### Task to carry out
From the listing that follows, extract every line and set it down unaltered.
======== Supplied material
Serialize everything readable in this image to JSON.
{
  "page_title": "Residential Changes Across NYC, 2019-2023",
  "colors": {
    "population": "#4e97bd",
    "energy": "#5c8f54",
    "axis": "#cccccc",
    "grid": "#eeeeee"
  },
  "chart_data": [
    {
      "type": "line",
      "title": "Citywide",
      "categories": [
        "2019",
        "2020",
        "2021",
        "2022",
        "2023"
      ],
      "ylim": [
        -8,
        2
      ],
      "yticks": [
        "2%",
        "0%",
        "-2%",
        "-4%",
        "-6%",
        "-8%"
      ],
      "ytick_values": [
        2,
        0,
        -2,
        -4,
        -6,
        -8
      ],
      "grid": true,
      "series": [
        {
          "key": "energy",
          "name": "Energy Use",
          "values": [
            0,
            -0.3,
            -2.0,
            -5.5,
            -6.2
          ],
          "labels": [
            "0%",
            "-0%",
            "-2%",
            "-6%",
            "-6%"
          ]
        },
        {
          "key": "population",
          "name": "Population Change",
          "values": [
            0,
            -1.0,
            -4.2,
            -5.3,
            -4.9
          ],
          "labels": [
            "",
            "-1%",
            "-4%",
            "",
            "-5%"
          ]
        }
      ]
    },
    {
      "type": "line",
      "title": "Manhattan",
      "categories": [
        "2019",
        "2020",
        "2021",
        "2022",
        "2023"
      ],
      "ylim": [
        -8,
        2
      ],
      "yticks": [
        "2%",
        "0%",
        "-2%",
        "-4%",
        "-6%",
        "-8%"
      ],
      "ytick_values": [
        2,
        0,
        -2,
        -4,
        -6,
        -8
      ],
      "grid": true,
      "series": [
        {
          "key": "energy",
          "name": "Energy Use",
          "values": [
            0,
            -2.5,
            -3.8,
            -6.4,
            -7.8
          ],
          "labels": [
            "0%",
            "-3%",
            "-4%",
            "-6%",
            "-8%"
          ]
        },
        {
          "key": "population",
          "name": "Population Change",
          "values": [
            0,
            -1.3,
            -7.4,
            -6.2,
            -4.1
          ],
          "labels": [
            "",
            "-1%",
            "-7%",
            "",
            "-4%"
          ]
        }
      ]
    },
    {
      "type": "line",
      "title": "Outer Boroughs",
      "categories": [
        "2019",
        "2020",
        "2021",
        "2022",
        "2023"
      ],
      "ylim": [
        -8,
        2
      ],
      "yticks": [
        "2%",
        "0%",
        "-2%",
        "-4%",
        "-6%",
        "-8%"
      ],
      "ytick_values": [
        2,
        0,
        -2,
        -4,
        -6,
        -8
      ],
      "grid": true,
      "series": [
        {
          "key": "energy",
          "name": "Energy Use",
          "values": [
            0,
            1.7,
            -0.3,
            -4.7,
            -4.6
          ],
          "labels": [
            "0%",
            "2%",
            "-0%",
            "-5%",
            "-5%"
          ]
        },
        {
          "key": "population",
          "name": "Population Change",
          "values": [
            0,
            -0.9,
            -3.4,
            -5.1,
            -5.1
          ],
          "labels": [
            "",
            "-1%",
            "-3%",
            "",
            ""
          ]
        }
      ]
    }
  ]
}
================
### Output below
Serialize everything readable in this image to JSON.
{
  "page_title": "Residential Changes Across NYC, 2019-2023",
  "colors": {
    "population": "#4e97bd",
    "energy": "#5c8f54",
    "axis": "#cccccc",
    "grid": "#eeeeee"
  },
  "chart_data": [
    {
      "type": "line",
      "title": "Citywide",
      "categories": [
        "2019",
        "2020",
        "2021",
        "2022",
        "2023"
      ],
      "ylim": [
        -8,
        2
      ],
      "yticks": [
        "2%",
        "0%",
        "-2%",
        "-4%",
        "-6%",
        "-8%"
      ],
      "ytick_values": [
        2,
        0,
        -2,
        -4,
        -6,
        -8
      ],
      "grid": true,
      "series": [
        {
          "key": "energy",
          "name": "Energy Use",
          "values": [
            0,
            -0.3,
            -2.0,
            -5.5,
            -6.2
          ],
          "labels": [
            "0%",
            "-0%",
            "-2%",
            "-6%",
            "-6%"
          ]
        },
        {
          "key": "population",
          "name": "Population Change",
          "values": [
            0,
            -1.0,
            -4.2,
            -5.3,
            -4.9
          ],
          "labels": [
            "",
            "-1%",
            "-4%",
            "",
            "-5%"
          ]
        }
      ]
    },
    {
      "type": "line",
      "title": "Manhattan",
      "categories": [
        "2019",
        "2020",
        "2021",
        "2022",
        "2023"
      ],
      "ylim": [
        -8,
        2
      ],
      "yticks": [
        "2%",
        "0%",
        "-2%",
        "-4%",
        "-6%",
        "-8%"
      ],
      "ytick_values": [
        2,
        0,
        -2,
        -4,
        -6,
        -8
      ],
      "grid": true,
      "series": [
        {
          "key": "energy",
          "name": "Energy Use",
          "values": [
            0,
            -2.5,
            -3.8,
            -6.4,
            -7.8
          ],
          "labels": [
            "0%",
            "-3%",
            "-4%",
            "-6%",
            "-8%"
          ]
        },
        {
          "key": "population",
          "name": "Population Change",
          "values": [
            0,
            -1.3,
            -7.4,
            -6.2,
            -4.1
          ],
          "labels": [
            "",
            "-1%",
            "-7%",
            "",
            "-4%"
          ]
        }
      ]
    },
    {
      "type": "line",
      "title": "Outer Boroughs",
      "categories": [
        "2019",
        "2020",
        "2021",
        "2022",
        "2023"
      ],
      "ylim": [
        -8,
        2
      ],
      "yticks": [
        "2%",
        "0%",
        "-2%",
        "-4%",
        "-6%",
        "-8%"
      ],
      "ytick_values": [
        2,
        0,
        -2,
        -4,
        -6,
        -8
      ],
      "grid": true,
      "series": [
        {
          "key": "energy",
          "name": "Energy Use",
          "values": [
            0,
            1.7,
            -0.3,
            -4.7,
            -4.6
          ],
          "labels": [
            "0%",
            "2%",
            "-0%",
            "-5%",
            "-5%"
          ]
        },
        {
          "key": "population",
          "name": "Population Change",
          "values": [
            0,
            -0.9,
            -3.4,
            -5.1,
            -5.1
          ],
          "labels": [
            "",
            "-1%",
            "-3%",
            "",
            ""
          ]
        }
      ]
    }
  ]
}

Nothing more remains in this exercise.